# Brief:
Copy the lines from the one containing "coastline xyxy=(633,383,1032,490)" through the one containing "anomaly-region xyxy=(386,604,430,640)", changing every "mjo-contour" to "mjo-outline" and keeping everything else unchanged.

# Provided data:
★ ★ ★ ★ ★ ★ ★

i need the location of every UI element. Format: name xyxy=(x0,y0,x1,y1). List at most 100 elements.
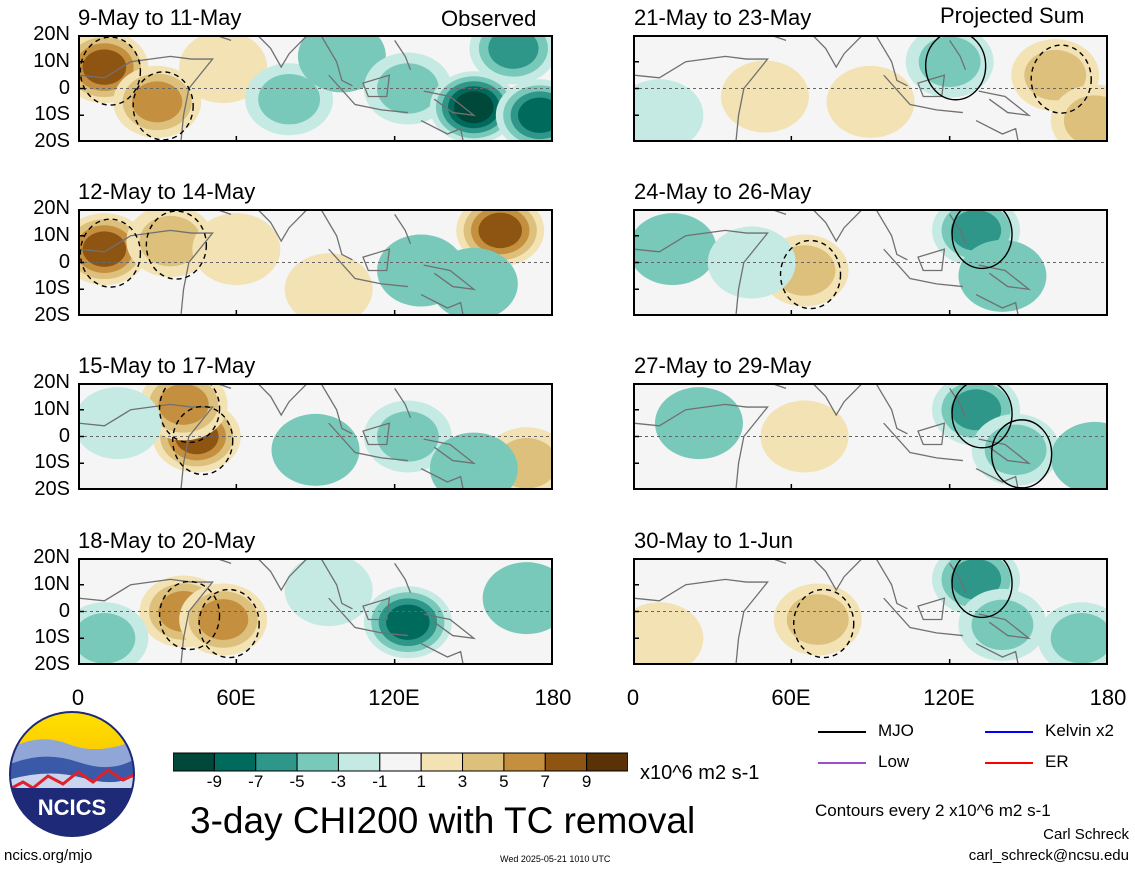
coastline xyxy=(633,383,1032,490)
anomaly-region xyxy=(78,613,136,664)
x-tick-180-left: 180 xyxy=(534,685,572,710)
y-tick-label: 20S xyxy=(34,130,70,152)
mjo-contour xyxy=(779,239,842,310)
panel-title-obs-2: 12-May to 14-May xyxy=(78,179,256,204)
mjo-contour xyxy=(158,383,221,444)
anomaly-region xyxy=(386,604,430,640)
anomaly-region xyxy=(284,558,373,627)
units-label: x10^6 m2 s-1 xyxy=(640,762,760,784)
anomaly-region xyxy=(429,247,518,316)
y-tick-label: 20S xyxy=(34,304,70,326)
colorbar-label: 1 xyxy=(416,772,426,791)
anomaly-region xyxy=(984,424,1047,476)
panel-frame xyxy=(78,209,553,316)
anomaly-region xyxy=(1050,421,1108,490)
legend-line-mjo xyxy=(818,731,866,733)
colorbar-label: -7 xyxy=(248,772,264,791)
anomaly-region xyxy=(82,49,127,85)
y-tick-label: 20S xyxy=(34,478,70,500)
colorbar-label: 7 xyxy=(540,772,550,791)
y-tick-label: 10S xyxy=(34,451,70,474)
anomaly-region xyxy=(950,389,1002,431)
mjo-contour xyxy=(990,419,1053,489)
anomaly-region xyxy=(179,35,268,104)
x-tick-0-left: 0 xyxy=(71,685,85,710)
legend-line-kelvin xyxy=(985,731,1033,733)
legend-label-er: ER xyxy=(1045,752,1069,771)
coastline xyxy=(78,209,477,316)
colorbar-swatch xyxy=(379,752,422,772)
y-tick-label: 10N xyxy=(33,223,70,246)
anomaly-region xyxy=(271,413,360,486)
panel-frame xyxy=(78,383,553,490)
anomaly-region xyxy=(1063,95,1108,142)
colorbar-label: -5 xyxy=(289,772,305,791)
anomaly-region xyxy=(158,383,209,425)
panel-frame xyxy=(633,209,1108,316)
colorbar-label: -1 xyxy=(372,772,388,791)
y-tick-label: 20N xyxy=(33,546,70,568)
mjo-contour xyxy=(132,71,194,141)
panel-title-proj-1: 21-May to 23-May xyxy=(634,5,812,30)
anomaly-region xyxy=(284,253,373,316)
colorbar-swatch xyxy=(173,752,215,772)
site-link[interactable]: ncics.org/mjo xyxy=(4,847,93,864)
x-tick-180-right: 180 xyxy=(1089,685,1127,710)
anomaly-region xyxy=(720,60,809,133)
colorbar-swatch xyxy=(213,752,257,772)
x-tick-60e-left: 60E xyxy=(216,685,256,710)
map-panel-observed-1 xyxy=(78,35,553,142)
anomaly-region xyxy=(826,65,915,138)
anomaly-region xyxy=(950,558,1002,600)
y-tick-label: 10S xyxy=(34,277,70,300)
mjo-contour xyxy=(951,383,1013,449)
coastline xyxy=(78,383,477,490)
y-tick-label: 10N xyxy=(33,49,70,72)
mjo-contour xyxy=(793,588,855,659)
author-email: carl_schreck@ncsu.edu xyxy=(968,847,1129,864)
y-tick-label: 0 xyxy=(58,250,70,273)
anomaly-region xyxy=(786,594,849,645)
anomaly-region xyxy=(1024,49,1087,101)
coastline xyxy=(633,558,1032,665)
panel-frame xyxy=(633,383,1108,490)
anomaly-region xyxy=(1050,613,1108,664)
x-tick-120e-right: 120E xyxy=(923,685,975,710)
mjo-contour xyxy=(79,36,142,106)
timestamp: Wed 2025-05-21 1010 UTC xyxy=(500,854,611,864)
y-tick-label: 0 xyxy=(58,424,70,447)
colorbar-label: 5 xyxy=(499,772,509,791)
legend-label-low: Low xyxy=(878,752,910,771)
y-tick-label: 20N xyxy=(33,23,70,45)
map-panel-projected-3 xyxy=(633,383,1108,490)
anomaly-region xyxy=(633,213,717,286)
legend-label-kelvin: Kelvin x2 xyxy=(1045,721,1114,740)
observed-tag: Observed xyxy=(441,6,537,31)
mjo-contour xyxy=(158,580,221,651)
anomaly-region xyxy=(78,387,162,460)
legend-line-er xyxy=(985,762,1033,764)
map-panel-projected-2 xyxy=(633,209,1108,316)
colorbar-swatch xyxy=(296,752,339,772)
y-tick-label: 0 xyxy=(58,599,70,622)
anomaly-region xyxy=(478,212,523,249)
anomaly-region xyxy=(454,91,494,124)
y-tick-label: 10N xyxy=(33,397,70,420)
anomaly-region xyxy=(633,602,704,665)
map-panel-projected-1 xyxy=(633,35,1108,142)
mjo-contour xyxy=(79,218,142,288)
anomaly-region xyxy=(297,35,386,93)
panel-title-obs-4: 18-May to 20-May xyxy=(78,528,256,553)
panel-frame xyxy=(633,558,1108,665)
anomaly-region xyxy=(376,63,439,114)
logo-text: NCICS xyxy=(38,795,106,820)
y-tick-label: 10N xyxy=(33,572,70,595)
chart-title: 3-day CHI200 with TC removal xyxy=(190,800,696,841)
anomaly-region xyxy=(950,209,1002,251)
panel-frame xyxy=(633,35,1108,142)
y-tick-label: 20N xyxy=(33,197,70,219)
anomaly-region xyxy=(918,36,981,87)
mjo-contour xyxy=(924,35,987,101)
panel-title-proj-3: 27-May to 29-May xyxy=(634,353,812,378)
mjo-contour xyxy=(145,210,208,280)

★ ★ ★ ★ ★ ★ ★

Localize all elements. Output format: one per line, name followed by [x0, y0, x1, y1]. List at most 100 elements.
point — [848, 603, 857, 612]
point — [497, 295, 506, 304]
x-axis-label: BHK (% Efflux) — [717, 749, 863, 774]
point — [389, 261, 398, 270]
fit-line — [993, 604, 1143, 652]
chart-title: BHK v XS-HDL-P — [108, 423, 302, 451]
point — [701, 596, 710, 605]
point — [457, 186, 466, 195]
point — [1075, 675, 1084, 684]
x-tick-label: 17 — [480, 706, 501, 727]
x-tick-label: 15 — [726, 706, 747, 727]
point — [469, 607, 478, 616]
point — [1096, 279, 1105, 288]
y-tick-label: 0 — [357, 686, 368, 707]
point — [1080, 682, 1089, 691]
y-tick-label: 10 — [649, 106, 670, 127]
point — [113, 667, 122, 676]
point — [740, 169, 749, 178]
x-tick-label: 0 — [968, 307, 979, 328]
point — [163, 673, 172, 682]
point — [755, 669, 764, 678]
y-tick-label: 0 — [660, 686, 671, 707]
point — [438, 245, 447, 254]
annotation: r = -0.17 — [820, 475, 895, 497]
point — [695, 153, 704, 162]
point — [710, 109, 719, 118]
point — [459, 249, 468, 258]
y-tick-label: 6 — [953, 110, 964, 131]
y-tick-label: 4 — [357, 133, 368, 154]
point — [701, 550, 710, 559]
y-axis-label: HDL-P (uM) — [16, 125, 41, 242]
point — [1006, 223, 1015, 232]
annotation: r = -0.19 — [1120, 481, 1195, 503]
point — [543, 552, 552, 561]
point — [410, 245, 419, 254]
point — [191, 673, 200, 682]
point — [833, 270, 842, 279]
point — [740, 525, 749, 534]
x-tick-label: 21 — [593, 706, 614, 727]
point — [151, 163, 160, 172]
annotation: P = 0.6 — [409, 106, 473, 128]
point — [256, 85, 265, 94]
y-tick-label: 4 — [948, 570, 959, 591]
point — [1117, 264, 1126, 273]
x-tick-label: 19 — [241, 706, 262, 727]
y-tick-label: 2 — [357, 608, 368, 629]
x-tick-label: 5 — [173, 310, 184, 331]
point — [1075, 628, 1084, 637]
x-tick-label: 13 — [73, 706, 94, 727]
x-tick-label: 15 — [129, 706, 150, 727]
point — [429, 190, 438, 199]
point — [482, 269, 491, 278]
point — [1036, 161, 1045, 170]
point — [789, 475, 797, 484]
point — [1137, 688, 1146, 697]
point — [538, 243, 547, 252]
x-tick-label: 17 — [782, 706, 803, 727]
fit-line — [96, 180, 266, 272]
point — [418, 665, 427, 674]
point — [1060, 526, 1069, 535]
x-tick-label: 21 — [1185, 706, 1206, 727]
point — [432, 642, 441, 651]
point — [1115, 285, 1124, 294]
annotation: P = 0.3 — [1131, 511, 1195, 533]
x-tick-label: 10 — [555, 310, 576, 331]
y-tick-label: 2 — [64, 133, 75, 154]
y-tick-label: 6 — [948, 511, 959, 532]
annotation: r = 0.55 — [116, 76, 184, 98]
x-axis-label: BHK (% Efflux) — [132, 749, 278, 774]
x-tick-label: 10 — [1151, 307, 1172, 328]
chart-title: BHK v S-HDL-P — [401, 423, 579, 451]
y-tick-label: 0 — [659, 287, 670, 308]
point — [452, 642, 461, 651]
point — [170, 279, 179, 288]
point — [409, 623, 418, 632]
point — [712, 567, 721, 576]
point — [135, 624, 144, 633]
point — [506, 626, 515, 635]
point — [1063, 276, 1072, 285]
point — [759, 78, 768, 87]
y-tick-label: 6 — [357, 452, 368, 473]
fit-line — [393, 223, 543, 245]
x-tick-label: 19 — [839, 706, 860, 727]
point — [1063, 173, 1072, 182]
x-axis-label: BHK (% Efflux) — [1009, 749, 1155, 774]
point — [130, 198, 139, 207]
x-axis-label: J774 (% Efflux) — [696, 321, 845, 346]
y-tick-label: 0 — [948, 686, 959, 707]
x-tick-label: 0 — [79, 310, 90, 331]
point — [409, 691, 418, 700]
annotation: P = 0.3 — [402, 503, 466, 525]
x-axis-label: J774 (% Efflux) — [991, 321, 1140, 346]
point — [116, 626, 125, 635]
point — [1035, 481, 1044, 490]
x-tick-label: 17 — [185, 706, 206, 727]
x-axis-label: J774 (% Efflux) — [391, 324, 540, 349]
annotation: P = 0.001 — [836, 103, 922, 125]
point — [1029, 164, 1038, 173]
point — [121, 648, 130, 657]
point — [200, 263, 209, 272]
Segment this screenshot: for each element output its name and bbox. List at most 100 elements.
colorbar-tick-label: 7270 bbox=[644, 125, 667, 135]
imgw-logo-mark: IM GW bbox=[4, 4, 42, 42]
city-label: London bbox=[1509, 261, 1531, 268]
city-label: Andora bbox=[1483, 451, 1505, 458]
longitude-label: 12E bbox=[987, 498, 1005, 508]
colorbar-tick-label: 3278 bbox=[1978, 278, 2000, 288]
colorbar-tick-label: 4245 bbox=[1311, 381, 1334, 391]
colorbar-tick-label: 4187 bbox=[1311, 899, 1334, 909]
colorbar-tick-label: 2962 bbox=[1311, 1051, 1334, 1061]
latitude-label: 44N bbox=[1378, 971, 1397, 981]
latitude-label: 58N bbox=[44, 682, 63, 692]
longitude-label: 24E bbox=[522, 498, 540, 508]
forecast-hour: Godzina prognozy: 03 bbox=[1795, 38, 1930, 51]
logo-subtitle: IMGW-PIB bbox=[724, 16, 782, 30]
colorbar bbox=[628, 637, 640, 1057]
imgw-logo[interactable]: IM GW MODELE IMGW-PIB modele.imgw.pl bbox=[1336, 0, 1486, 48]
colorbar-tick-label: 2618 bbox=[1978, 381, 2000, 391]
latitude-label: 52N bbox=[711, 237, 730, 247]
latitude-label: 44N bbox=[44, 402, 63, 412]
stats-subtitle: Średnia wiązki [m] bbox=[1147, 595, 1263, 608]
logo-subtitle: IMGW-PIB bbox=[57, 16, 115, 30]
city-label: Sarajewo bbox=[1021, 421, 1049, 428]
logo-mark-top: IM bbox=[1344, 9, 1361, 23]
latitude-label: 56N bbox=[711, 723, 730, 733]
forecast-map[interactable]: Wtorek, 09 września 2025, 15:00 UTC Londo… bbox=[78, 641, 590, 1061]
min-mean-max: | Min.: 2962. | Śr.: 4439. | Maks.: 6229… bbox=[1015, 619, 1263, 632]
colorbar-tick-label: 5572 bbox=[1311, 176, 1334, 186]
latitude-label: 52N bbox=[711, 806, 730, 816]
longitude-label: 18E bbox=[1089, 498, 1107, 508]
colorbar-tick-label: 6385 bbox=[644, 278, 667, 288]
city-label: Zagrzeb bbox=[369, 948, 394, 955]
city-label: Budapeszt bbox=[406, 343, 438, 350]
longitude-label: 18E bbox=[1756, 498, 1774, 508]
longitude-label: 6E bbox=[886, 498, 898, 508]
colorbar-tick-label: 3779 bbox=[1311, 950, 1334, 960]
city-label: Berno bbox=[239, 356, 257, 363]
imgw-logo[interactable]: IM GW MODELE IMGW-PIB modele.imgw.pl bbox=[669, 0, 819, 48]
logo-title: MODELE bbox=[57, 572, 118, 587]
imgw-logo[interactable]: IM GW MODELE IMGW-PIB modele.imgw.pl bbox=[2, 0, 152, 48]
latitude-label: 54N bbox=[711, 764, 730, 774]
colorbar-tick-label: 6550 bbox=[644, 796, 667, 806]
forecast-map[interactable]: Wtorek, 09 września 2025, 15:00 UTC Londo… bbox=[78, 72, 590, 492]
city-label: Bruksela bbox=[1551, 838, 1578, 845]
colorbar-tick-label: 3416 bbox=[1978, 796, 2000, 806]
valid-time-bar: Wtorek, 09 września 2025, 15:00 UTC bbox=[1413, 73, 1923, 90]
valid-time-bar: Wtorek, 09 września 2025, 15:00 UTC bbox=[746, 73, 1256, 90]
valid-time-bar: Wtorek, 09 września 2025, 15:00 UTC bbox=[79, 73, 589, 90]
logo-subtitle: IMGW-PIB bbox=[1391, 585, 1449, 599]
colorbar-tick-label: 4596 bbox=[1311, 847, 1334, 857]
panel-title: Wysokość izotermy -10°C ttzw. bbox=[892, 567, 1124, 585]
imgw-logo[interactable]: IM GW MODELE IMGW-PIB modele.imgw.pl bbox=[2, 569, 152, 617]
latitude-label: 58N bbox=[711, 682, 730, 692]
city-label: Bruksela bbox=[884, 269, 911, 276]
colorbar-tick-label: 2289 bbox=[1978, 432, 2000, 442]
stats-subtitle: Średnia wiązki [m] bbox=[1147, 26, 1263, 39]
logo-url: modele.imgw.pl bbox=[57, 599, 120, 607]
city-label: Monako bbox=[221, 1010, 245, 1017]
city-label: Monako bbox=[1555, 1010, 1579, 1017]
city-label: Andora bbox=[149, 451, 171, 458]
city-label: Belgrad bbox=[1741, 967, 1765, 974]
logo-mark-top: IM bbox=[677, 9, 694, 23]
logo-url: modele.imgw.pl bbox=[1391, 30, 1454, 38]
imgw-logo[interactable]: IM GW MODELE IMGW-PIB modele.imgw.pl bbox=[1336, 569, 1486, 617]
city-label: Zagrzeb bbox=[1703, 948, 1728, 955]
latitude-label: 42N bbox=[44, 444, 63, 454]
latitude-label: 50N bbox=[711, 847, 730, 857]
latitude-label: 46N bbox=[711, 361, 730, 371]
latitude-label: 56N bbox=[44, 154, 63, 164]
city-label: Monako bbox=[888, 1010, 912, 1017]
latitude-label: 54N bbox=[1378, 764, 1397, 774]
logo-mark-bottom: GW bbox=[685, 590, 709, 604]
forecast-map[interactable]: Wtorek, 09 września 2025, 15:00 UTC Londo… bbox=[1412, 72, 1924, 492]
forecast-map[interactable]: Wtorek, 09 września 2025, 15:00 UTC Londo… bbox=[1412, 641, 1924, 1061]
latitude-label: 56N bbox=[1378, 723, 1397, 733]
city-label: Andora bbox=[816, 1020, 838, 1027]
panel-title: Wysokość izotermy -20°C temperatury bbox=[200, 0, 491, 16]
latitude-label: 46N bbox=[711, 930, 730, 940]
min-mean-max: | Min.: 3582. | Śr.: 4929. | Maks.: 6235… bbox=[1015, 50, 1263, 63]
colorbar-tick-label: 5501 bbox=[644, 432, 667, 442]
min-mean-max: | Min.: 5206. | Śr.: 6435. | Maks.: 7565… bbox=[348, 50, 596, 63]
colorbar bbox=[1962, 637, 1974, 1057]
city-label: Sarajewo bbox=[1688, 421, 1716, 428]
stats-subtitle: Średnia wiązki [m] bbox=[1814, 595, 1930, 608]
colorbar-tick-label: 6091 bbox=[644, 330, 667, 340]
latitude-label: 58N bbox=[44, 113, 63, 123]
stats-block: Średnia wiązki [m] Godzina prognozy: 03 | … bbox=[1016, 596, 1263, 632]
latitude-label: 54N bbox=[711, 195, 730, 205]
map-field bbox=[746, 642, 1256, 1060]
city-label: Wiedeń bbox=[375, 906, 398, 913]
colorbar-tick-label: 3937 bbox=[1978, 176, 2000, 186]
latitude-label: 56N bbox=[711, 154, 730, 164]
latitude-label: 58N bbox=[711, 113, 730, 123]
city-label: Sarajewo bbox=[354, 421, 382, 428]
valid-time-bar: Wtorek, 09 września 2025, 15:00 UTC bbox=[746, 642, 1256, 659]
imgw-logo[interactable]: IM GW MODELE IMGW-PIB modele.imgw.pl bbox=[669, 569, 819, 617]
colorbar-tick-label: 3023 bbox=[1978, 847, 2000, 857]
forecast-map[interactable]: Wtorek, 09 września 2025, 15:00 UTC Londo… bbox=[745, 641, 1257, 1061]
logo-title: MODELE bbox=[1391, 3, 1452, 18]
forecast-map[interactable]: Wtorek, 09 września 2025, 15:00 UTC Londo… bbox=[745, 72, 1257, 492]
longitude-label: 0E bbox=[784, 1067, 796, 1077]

★ ★ ★ ★ ★ ★ ★

# Answer to this problem:
coastline xyxy=(633,383,1032,490)
anomaly-region xyxy=(78,613,136,664)
x-tick-180-left: 180 xyxy=(534,685,572,710)
y-tick-label: 20S xyxy=(34,130,70,152)
mjo-outline xyxy=(779,239,842,310)
panel-title-obs-2: 12-May to 14-May xyxy=(78,179,256,204)
mjo-outline xyxy=(158,383,221,444)
anomaly-region xyxy=(386,604,430,640)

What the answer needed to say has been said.